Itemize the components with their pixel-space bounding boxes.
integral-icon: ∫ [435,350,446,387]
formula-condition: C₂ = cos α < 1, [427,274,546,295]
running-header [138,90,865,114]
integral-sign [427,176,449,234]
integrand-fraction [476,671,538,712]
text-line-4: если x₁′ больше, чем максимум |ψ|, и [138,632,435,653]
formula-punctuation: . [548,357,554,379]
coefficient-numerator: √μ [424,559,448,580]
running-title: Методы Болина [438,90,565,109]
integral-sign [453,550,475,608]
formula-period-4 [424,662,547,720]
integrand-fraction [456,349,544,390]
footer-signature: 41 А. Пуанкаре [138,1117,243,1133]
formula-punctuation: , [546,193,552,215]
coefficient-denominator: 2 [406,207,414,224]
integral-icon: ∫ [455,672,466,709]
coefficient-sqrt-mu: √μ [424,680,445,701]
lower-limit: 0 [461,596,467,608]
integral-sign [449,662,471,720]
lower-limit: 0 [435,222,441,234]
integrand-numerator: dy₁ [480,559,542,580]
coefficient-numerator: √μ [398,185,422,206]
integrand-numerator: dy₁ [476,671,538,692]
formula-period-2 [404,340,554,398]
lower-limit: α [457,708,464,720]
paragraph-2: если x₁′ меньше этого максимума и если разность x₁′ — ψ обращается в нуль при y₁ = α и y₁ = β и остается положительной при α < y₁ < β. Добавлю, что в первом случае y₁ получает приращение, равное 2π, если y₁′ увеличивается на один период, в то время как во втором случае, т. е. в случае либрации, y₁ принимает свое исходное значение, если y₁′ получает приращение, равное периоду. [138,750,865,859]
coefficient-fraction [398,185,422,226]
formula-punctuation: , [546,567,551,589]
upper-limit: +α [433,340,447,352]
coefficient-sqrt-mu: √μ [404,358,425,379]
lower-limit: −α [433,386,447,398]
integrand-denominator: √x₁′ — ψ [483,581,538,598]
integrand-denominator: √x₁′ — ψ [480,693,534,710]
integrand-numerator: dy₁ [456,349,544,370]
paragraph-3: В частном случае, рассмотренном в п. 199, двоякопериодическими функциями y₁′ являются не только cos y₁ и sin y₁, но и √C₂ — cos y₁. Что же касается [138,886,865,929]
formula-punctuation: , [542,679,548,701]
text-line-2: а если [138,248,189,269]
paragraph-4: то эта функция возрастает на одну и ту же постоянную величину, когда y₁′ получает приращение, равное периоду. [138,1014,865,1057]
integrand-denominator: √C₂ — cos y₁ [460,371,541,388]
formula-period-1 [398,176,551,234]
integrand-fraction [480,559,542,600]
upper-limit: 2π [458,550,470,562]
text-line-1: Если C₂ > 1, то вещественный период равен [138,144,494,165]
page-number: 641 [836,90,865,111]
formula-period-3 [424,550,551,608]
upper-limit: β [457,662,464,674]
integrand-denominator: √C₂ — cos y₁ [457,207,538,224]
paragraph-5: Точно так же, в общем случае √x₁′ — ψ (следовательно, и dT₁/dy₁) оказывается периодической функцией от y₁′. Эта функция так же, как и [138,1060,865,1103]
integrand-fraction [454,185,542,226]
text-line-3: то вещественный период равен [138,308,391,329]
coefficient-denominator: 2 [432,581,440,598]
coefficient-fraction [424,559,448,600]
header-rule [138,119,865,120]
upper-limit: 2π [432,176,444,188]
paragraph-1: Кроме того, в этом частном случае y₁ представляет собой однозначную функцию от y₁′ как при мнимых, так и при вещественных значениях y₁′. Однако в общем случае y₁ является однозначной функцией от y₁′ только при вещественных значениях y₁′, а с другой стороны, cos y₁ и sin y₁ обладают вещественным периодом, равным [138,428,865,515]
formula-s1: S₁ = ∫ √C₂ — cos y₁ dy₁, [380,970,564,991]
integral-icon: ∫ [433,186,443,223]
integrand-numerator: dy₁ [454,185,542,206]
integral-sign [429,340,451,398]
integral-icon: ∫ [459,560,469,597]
++++++++
EXERCISE PROMPT: Reproduce the records word for word, starting at the first line and ending with the line that contains "integrand-fraction [476,671,538,712]", including that line.

CORRECT RESPONSE:
Itemize the components with their pixel-space bounding boxes.
integral-icon: ∫ [435,350,446,387]
formula-condition: C₂ = cos α < 1, [427,274,546,295]
running-header [138,90,865,114]
integral-sign [427,176,449,234]
integrand-fraction [476,671,538,712]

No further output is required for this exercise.